## [Excerpted text]
Start

SUPREME COURT OF THE STATE OF NEW YORK Appellate Division, Fourth Judicial Department

February 18, 2011


Appeal from a judgment (denominated decision and order) of the Supreme Court, Erie County (John L. Michalski, A.J.), entered December 18, 2009 in a proceeding pursuant to CPLR article 78.

Matter of Mathis v New York State Dept. of Correctional Servs.

Decided on February 18, 2011 Appellate Division, Fourth Department Published by New York State Law Reporting Bureau pursuant to Judiciary Law § 431. This opinion is uncorrected and subject to revision before publication in the Official Reports. Decided on February 18, 2011


The judgment granted respondent's motion for leave to reargue, and upon reargument adhered to the court's determination granting the petition.

It is hereby ORDERED that the judgment so appealed from is unanimously reversed on the law without costs and the petition is dismissed.

Memorandum: Petitioner commenced this CPLR article 78 proceeding seeking to annul the determination terminating his employment as a correction officer for failure to complete his probationary period in a satisfactory manner. Supreme Court granted the petition, annulled the determination, reinstated petitioner in his former position and awarded him back pay. The court thereafter granted the motion of respondent to reargue its opposition to the petition and, upon reargument, the court erred in adhering to its prior decision. We reverse.

We agree with respondent that, at the time of his termination, petitioner was a probationary employee who could be terminated " for almost any reason[] or for no reason at all' " (Matter of Swinton v Safir, 93 NY2d 758, 762-763; see Matter of Taylor v State Univ. of N.Y., 13 AD3d 1149). Petitioner's probationary term was to expire on October 29, 2007, but it was extended by 92 days pursuant to 4 NYCRR 4.5 (g). The court, in concluding that petitioner was no longer a probationary employee on the date he was terminated, calculated the extension using calendar days rather than workdays. Petitioner, however, did not challenge respondent's calculation of the probation extension in his petition. Even assuming, arguendo, that the court could base its determination on a ground not raised in the petition (see Matter of Roth v Syracuse Hous. Auth., 270 AD2d 909, lv denied 95 NY2d 756), we conclude that the court erred in calculating the expiration date of the extended probationary term. Where, as here, a probationary term is extended pursuant to 4 NYCRR 4.5 (g), the extension is "one workday for every workday" the employee has missed (Matter of Beck v Walker, 286 AD2d 996, 996; see Matter of Fischer v Hongisto, 75 AD2d 973, 974, appeal dismissed 53 NY2d 703).

End

## [Problem set]
1. Decide whether each statement agrees with the Mathis appellate opinion, giving yes or no with the deciding words of the opinion quoted exactly: (a) Petitioner's probationary term was extended by 92 days. (b) Supreme Court figured the extension in workdays. (c) Petitioner's petition challenged how the extension was calculated.
2. Please extract the part of the Mathis appellate opinion from "Matter of Mathis" to "petition is dismissed.".

## [Entries supplied]
Start

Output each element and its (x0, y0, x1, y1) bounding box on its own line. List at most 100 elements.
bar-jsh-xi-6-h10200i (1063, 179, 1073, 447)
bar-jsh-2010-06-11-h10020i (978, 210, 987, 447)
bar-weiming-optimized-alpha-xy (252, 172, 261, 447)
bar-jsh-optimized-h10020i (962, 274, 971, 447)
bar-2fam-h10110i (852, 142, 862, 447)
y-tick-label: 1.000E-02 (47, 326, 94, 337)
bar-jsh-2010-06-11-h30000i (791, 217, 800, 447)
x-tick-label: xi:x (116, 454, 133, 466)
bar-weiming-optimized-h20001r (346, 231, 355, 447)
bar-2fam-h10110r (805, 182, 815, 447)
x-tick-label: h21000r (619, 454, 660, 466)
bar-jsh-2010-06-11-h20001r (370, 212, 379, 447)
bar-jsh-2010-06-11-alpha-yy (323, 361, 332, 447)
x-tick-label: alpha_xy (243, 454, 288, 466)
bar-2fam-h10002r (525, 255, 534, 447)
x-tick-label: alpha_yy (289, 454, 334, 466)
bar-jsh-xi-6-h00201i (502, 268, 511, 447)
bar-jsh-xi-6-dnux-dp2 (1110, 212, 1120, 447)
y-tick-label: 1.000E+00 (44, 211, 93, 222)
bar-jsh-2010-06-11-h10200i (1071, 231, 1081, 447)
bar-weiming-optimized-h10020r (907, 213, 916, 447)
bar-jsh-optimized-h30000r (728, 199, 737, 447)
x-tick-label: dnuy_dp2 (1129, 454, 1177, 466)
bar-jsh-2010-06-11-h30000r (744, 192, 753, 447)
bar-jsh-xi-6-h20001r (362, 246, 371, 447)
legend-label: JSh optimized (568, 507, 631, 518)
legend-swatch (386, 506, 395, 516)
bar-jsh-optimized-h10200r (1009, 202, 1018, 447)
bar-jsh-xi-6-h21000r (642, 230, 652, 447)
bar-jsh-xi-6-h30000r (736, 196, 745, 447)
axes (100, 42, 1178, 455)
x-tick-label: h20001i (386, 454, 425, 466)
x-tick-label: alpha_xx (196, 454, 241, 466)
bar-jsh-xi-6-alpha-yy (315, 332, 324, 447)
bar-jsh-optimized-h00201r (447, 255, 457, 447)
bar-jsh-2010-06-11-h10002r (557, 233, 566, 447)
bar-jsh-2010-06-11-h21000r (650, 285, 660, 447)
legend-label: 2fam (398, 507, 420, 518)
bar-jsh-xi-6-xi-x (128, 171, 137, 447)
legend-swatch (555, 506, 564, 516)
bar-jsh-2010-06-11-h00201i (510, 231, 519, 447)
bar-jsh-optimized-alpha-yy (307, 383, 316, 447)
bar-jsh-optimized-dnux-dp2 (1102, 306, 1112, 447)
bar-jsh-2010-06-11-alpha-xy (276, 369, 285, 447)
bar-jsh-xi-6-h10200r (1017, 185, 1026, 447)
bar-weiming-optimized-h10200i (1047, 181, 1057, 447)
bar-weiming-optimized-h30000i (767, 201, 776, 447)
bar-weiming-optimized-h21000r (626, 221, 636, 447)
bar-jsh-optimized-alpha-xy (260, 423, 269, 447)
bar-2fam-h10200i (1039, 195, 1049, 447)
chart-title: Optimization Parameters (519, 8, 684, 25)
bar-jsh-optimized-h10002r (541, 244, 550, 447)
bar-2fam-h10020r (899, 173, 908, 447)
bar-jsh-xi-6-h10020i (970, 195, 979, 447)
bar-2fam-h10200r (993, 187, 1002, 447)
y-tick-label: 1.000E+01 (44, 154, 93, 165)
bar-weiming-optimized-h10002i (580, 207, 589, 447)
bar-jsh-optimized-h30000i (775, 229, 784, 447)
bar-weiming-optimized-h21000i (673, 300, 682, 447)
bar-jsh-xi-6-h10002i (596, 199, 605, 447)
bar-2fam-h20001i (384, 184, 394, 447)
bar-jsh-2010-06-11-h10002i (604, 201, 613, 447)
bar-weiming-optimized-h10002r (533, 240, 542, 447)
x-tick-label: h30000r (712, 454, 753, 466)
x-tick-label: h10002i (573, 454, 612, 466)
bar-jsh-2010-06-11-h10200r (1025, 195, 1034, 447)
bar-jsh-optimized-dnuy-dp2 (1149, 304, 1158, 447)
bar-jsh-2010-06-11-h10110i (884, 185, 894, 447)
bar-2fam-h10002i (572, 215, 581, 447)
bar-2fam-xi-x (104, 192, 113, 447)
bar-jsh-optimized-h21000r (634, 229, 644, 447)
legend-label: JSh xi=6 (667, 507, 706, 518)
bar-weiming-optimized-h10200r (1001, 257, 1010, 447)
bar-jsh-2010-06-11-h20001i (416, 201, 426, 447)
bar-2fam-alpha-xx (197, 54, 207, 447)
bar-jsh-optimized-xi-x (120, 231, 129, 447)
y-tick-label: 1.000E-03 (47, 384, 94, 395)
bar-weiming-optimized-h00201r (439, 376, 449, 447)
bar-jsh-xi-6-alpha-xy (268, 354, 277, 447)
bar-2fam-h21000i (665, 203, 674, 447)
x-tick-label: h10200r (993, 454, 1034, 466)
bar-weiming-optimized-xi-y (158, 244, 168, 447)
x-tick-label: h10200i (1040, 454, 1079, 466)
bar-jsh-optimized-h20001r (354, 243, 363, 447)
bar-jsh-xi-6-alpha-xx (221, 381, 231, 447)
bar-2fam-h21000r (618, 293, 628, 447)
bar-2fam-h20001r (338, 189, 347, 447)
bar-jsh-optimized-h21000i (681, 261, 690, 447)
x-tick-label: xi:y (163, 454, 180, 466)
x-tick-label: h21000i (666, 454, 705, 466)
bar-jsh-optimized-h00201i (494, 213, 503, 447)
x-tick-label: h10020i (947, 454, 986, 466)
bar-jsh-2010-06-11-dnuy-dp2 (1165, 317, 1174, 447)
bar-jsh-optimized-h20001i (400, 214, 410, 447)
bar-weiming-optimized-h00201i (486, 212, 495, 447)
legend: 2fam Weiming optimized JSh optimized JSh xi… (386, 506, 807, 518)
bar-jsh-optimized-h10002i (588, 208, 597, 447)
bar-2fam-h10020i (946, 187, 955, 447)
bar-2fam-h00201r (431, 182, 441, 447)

End

## [Results for the exercise]
1.
(a) Yes: "it was extended by 92 days pursuant to 4 NYCRR 4.5 (g)"
(b) No: "calculated the extension using calendar days rather than workdays"
(c) No: "Petitioner, however, did not challenge respondent's calculation of the probation extension in his petition"

2.
Matter of Mathis v New York State Dept. of Correctional Servs.

Decided on February 18, 2011 Appellate Division, Fourth Department Published by New York State Law Reporting Bureau pursuant to Judiciary Law § 431. This opinion is uncorrected and subject to revision before publication in the Official Reports. Decided on February 18, 2011


The judgment granted respondent's motion for leave to reargue, and upon reargument adhered to the court's determination granting the petition.

It is hereby ORDERED that the judgment so appealed from is unanimously reversed on the law without costs and the petition is dismissed.